## Begin Data supplied

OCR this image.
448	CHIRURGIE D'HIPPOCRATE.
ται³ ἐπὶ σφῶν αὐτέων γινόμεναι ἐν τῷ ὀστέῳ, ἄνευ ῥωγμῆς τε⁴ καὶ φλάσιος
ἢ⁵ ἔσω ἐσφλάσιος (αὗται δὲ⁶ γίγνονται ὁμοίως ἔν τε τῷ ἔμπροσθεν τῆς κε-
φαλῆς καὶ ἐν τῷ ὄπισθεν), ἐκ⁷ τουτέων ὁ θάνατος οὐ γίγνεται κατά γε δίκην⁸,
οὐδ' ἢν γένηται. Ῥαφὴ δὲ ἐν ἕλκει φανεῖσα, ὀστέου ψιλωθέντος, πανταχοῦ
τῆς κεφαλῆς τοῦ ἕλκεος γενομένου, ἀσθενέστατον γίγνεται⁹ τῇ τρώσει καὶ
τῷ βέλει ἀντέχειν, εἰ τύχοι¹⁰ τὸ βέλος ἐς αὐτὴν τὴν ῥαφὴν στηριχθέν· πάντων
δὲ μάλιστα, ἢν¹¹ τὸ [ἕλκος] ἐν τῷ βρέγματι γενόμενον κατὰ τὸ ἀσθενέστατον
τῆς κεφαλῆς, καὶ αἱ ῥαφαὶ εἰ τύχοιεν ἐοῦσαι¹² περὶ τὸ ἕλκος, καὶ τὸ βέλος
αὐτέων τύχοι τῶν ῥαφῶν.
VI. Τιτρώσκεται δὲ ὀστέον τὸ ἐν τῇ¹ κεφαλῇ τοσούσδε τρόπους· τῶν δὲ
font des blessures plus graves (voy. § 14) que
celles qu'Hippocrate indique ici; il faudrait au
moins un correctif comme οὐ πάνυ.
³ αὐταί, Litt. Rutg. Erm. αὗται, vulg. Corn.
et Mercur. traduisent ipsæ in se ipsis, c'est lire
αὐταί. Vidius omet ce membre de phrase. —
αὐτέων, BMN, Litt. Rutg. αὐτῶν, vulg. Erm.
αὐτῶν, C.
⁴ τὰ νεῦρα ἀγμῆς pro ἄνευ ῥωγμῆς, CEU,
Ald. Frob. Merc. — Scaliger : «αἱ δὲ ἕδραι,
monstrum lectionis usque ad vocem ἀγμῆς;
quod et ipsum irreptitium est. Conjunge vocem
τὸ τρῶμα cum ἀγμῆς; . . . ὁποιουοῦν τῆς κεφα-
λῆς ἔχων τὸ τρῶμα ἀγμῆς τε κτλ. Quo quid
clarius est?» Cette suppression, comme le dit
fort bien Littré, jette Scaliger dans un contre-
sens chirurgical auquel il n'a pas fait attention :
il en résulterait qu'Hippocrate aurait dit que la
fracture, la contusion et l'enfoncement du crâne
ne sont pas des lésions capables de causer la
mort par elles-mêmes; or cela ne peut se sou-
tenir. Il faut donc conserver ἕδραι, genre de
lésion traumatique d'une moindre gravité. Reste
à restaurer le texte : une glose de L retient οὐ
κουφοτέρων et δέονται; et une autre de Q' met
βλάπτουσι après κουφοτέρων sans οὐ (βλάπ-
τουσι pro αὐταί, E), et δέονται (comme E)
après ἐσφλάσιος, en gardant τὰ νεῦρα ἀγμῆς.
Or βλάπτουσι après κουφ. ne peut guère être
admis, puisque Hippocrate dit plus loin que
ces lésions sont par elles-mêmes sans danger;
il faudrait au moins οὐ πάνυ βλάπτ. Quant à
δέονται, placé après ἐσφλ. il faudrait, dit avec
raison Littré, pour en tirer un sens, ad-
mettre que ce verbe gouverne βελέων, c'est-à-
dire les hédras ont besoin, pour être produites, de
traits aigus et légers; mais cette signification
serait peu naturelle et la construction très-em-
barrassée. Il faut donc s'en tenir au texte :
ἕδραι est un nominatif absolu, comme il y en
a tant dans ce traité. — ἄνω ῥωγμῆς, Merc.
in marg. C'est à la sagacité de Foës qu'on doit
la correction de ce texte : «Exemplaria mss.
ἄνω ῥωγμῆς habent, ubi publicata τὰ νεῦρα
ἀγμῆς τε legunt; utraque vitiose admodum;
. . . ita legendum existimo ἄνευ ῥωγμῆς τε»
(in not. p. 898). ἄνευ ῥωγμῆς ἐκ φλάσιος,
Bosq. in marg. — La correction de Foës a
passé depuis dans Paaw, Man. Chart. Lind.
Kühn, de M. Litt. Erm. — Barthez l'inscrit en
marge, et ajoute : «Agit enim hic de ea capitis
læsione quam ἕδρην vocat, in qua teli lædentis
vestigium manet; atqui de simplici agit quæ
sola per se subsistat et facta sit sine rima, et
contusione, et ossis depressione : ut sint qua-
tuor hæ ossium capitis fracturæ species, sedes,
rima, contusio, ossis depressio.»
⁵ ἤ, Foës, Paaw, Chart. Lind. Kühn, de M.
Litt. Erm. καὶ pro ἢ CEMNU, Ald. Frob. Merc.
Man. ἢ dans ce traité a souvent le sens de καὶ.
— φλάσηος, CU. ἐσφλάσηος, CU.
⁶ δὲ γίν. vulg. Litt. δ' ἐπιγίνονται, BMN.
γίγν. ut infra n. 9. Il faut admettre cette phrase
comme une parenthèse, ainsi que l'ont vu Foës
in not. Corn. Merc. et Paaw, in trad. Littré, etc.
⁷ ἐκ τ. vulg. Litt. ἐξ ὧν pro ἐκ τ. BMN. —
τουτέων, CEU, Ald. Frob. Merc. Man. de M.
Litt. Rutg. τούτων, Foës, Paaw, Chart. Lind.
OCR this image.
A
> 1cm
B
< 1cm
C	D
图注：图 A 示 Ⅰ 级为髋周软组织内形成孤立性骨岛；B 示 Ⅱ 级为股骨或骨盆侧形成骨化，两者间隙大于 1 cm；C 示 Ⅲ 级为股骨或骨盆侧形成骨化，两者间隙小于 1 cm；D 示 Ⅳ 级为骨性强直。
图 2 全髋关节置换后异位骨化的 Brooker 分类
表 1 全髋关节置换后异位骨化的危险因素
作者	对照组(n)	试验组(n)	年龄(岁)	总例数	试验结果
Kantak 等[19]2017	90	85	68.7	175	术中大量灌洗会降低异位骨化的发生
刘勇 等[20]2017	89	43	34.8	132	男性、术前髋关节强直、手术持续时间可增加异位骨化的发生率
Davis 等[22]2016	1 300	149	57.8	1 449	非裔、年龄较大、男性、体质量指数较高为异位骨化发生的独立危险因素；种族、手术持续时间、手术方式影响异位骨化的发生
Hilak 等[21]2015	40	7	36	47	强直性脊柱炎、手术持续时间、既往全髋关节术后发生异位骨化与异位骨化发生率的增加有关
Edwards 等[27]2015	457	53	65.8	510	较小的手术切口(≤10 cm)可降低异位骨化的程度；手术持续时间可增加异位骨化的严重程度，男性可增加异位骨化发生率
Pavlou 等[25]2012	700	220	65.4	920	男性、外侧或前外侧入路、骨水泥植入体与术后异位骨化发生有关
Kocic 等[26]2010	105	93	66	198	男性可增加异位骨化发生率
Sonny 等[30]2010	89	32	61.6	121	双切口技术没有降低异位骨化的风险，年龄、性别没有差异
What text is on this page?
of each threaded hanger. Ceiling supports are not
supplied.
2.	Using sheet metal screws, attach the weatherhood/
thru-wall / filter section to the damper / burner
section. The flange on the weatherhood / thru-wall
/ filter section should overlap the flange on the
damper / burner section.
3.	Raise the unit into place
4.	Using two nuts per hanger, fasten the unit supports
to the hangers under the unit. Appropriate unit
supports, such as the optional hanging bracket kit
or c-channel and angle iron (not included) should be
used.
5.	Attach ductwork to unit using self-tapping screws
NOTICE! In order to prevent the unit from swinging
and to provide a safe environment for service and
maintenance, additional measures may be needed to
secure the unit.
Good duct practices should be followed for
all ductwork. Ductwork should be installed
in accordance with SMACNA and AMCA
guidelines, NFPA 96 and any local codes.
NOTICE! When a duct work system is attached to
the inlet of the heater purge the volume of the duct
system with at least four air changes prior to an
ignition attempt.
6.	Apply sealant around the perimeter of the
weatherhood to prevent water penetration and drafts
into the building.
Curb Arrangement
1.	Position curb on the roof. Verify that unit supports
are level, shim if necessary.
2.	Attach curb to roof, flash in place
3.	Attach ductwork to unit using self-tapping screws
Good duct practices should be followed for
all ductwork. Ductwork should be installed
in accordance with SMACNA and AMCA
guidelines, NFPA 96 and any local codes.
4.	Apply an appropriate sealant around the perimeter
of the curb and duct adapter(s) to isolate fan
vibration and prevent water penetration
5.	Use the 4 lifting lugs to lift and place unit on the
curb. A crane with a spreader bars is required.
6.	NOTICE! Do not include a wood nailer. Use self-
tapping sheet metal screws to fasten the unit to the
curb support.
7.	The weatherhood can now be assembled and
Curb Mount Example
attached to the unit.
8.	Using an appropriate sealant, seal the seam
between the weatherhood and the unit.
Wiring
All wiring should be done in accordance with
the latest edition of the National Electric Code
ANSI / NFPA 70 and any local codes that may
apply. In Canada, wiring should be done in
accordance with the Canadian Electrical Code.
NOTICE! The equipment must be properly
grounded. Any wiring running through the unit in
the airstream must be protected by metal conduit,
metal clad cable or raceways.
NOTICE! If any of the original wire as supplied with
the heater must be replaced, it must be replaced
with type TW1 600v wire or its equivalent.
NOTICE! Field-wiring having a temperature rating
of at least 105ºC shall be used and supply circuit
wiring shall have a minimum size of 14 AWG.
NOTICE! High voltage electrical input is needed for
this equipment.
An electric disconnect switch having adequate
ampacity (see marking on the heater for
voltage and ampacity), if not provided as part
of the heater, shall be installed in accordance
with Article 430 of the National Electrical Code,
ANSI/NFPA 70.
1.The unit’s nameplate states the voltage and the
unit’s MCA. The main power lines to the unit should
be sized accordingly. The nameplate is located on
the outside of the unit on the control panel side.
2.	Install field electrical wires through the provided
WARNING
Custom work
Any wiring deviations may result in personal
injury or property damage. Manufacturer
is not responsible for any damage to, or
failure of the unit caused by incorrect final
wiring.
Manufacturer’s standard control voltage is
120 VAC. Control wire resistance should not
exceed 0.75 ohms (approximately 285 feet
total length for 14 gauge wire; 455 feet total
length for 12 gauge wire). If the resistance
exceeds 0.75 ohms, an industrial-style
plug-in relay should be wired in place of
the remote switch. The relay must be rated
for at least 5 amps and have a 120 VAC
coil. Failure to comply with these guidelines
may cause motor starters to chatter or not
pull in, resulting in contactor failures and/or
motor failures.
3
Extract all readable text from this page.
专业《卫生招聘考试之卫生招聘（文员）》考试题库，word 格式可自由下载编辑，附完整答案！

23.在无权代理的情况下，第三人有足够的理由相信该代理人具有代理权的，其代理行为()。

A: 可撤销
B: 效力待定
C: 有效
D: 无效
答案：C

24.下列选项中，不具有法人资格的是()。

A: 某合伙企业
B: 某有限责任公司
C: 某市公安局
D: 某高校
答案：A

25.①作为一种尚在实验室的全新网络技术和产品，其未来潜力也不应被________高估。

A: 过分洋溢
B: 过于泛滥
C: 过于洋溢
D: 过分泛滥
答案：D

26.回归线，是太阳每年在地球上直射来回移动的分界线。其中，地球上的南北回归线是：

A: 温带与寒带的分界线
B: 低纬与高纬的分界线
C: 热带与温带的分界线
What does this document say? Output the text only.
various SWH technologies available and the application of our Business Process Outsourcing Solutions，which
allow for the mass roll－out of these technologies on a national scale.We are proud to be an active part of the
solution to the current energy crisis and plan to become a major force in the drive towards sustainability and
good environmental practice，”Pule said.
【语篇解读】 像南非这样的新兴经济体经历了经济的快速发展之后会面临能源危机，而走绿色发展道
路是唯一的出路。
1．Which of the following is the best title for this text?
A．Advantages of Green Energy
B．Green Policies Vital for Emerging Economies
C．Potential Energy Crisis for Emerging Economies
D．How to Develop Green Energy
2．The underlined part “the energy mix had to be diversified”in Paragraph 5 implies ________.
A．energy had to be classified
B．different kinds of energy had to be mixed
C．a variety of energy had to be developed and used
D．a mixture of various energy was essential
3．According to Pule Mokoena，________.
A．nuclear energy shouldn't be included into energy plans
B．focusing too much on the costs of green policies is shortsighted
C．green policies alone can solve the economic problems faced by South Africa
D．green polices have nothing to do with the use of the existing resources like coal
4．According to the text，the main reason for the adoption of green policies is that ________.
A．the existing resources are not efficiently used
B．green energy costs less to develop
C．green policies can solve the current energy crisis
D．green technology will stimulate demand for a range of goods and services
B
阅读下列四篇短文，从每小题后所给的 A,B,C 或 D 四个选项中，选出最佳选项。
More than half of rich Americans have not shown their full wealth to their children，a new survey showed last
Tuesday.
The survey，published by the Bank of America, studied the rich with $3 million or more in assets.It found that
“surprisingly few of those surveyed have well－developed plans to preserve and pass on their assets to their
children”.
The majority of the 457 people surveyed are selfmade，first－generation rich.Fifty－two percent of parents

## End Data supplied

The request: Leave out every line without the string "through" and copy the rest.

Full solution:
grounded. Any wiring running through the unit in
2.	Install field electrical wires through the provided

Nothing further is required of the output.